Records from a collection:

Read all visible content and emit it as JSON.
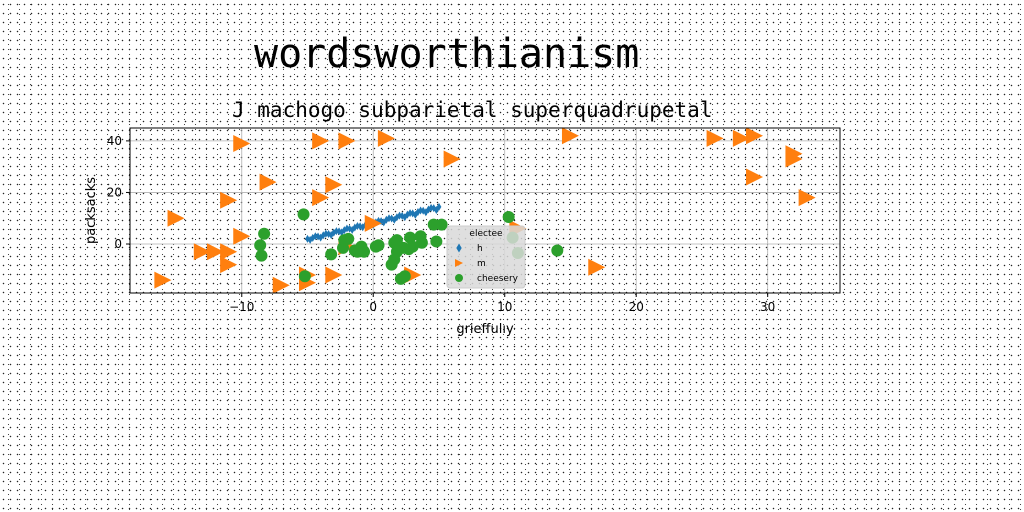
{
  "page": {
    "title": "wordsworthianism"
  },
  "chart_data": {
    "type": "scatter",
    "title": "J machogo subparietal superquadrupetal",
    "xlabel": "grieffulıy",
    "ylabel": "packsacks",
    "xlim": [
      -18.5,
      35.5
    ],
    "ylim": [
      -19,
      45
    ],
    "xticks": [
      -10,
      0,
      10,
      20,
      30
    ],
    "yticks": [
      0,
      20,
      40
    ],
    "grid": true,
    "legend": {
      "title": "electee",
      "placement": "center"
    },
    "colors": {
      "h": "#1f77b4",
      "m": "#ff7f0e",
      "cheesery": "#2ca02c"
    },
    "series": [
      {
        "name": "h",
        "marker": "diamond",
        "x": [
          -5.0,
          -4.6,
          -4.2,
          -3.8,
          -3.4,
          -3.0,
          -2.6,
          -2.2,
          -1.8,
          -1.4,
          -1.0,
          -0.6,
          -0.2,
          0.2,
          0.6,
          1.0,
          1.4,
          1.8,
          2.2,
          2.6,
          3.0,
          3.4,
          3.8,
          4.2,
          4.6,
          5.0,
          -4.8,
          -4.0,
          -3.2,
          -2.4,
          -1.6,
          -0.8,
          0.0,
          0.8,
          1.6,
          2.4,
          3.2,
          4.0,
          4.8,
          -4.4,
          -3.6,
          -2.8,
          -2.0,
          -1.2,
          -0.4,
          0.4,
          1.2,
          2.0,
          2.8,
          3.6,
          4.4
        ],
        "y": [
          2.0,
          2.4,
          2.9,
          3.4,
          3.9,
          4.4,
          4.9,
          5.4,
          5.9,
          6.4,
          6.9,
          7.4,
          7.9,
          8.4,
          8.9,
          9.4,
          9.9,
          10.4,
          10.9,
          11.4,
          11.9,
          12.4,
          12.9,
          13.4,
          13.9,
          14.4,
          1.6,
          2.5,
          3.5,
          4.5,
          5.5,
          6.5,
          7.4,
          8.4,
          9.4,
          10.4,
          11.3,
          12.3,
          13.2,
          3.0,
          4.0,
          5.0,
          6.0,
          7.0,
          8.0,
          9.0,
          10.0,
          11.0,
          12.0,
          13.0,
          14.0
        ]
      },
      {
        "name": "m",
        "marker": "triangle-right",
        "x": [
          -10,
          -4,
          -2,
          1,
          6,
          15,
          26,
          28,
          29,
          32,
          32,
          29,
          33,
          -8,
          -3,
          -4,
          -11,
          -15,
          -10,
          -12,
          -13,
          -11,
          -11,
          -16,
          -7,
          -5,
          -3,
          -5,
          0,
          3,
          11,
          17,
          -2
        ],
        "y": [
          39,
          40,
          40,
          41,
          33,
          42,
          41,
          41,
          42,
          35,
          33,
          26,
          18,
          24,
          23,
          18,
          17,
          10,
          3,
          -3,
          -3,
          -3,
          -8,
          -14,
          -16,
          -15,
          -12,
          -12,
          8,
          -12,
          6,
          -9,
          -1
        ],
        "sizes": [
          17,
          17,
          17,
          17,
          17,
          17,
          17,
          17,
          17,
          17,
          17,
          17,
          17,
          17,
          17,
          17,
          17,
          17,
          17,
          17,
          17,
          17,
          17,
          17,
          17,
          17,
          17,
          17,
          17,
          17,
          17,
          17,
          17
        ]
      },
      {
        "name": "cheesery",
        "marker": "circle",
        "x": [
          -5.3,
          -8.3,
          -8.6,
          -8.5,
          -3.2,
          -2.3,
          -1.4,
          -0.7,
          0.4,
          1.6,
          2.3,
          2.8,
          3.6,
          4.8,
          3.7,
          1.8,
          1.6,
          1.4,
          2.4,
          2.1,
          10.3,
          10.6,
          11.0,
          14.0,
          -5.2,
          -1.9,
          -0.9,
          -2.2,
          5.2,
          3.0,
          1.8,
          4.6,
          0.2,
          -1.2,
          2.7
        ],
        "y": [
          11.5,
          4.0,
          -0.5,
          -4.5,
          -4.0,
          -1.5,
          -2.5,
          -3.0,
          -0.5,
          0.5,
          -1.5,
          2.5,
          3.0,
          1.0,
          0.5,
          -3.0,
          -6.0,
          -8.0,
          -12.5,
          -13.5,
          10.5,
          2.5,
          -3.5,
          -2.5,
          -12.5,
          2.0,
          -1.0,
          1.5,
          7.5,
          -1.0,
          1.5,
          7.5,
          -1.0,
          -3.0,
          -2.0
        ],
        "sizes": [
          12,
          12,
          12,
          12,
          12,
          12,
          12,
          12,
          12,
          12,
          12,
          12,
          12,
          12,
          12,
          12,
          12,
          12,
          12,
          12,
          12,
          12,
          12,
          12,
          12,
          12,
          12,
          12,
          12,
          12,
          12,
          12,
          12,
          12,
          12
        ]
      }
    ]
  }
}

• **Requirements**: Make an exact copy of the records above, with the pictures left out.

• **Final result**:
Read all visible content and emit it as JSON.
{
  "page": {
    "title": "wordsworthianism"
  },
  "chart_data": {
    "type": "scatter",
    "title": "J machogo subparietal superquadrupetal",
    "xlabel": "grieffulıy",
    "ylabel": "packsacks",
    "xlim": [
      -18.5,
      35.5
    ],
    "ylim": [
      -19,
      45
    ],
    "xticks": [
      -10,
      0,
      10,
      20,
      30
    ],
    "yticks": [
      0,
      20,
      40
    ],
    "grid": true,
    "legend": {
      "title": "electee",
      "placement": "center"
    },
    "colors": {
      "h": "#1f77b4",
      "m": "#ff7f0e",
      "cheesery": "#2ca02c"
    },
    "series": [
      {
        "name": "h",
        "marker": "diamond",
        "x": [
          -5.0,
          -4.6,
          -4.2,
          -3.8,
          -3.4,
          -3.0,
          -2.6,
          -2.2,
          -1.8,
          -1.4,
          -1.0,
          -0.6,
          -0.2,
          0.2,
          0.6,
          1.0,
          1.4,
          1.8,
          2.2,
          2.6,
          3.0,
          3.4,
          3.8,
          4.2,
          4.6,
          5.0,
          -4.8,
          -4.0,
          -3.2,
          -2.4,
          -1.6,
          -0.8,
          0.0,
          0.8,
          1.6,
          2.4,
          3.2,
          4.0,
          4.8,
          -4.4,
          -3.6,
          -2.8,
          -2.0,
          -1.2,
          -0.4,
          0.4,
          1.2,
          2.0,
          2.8,
          3.6,
          4.4
        ],
        "y": [
          2.0,
          2.4,
          2.9,
          3.4,
          3.9,
          4.4,
          4.9,
          5.4,
          5.9,
          6.4,
          6.9,
          7.4,
          7.9,
          8.4,
          8.9,
          9.4,
          9.9,
          10.4,
          10.9,
          11.4,
          11.9,
          12.4,
          12.9,
          13.4,
          13.9,
          14.4,
          1.6,
          2.5,
          3.5,
          4.5,
          5.5,
          6.5,
          7.4,
          8.4,
          9.4,
          10.4,
          11.3,
          12.3,
          13.2,
          3.0,
          4.0,
          5.0,
          6.0,
          7.0,
          8.0,
          9.0,
          10.0,
          11.0,
          12.0,
          13.0,
          14.0
        ]
      },
      {
        "name": "m",
        "marker": "triangle-right",
        "x": [
          -10,
          -4,
          -2,
          1,
          6,
          15,
          26,
          28,
          29,
          32,
          32,
          29,
          33,
          -8,
          -3,
          -4,
          -11,
          -15,
          -10,
          -12,
          -13,
          -11,
          -11,
          -16,
          -7,
          -5,
          -3,
          -5,
          0,
          3,
          11,
          17,
          -2
        ],
        "y": [
          39,
          40,
          40,
          41,
          33,
          42,
          41,
          41,
          42,
          35,
          33,
          26,
          18,
          24,
          23,
          18,
          17,
          10,
          3,
          -3,
          -3,
          -3,
          -8,
          -14,
          -16,
          -15,
          -12,
          -12,
          8,
          -12,
          6,
          -9,
          -1
        ],
        "sizes": [
          17,
          17,
          17,
          17,
          17,
          17,
          17,
          17,
          17,
          17,
          17,
          17,
          17,
          17,
          17,
          17,
          17,
          17,
          17,
          17,
          17,
          17,
          17,
          17,
          17,
          17,
          17,
          17,
          17,
          17,
          17,
          17,
          17
        ]
      },
      {
        "name": "cheesery",
        "marker": "circle",
        "x": [
          -5.3,
          -8.3,
          -8.6,
          -8.5,
          -3.2,
          -2.3,
          -1.4,
          -0.7,
          0.4,
          1.6,
          2.3,
          2.8,
          3.6,
          4.8,
          3.7,
          1.8,
          1.6,
          1.4,
          2.4,
          2.1,
          10.3,
          10.6,
          11.0,
          14.0,
          -5.2,
          -1.9,
          -0.9,
          -2.2,
          5.2,
          3.0,
          1.8,
          4.6,
          0.2,
          -1.2,
          2.7
        ],
        "y": [
          11.5,
          4.0,
          -0.5,
          -4.5,
          -4.0,
          -1.5,
          -2.5,
          -3.0,
          -0.5,
          0.5,
          -1.5,
          2.5,
          3.0,
          1.0,
          0.5,
          -3.0,
          -6.0,
          -8.0,
          -12.5,
          -13.5,
          10.5,
          2.5,
          -3.5,
          -2.5,
          -12.5,
          2.0,
          -1.0,
          1.5,
          7.5,
          -1.0,
          1.5,
          7.5,
          -1.0,
          -3.0,
          -2.0
        ],
        "sizes": [
          12,
          12,
          12,
          12,
          12,
          12,
          12,
          12,
          12,
          12,
          12,
          12,
          12,
          12,
          12,
          12,
          12,
          12,
          12,
          12,
          12,
          12,
          12,
          12,
          12,
          12,
          12,
          12,
          12,
          12,
          12,
          12,
          12,
          12,
          12
        ]
      }
    ]
  }
}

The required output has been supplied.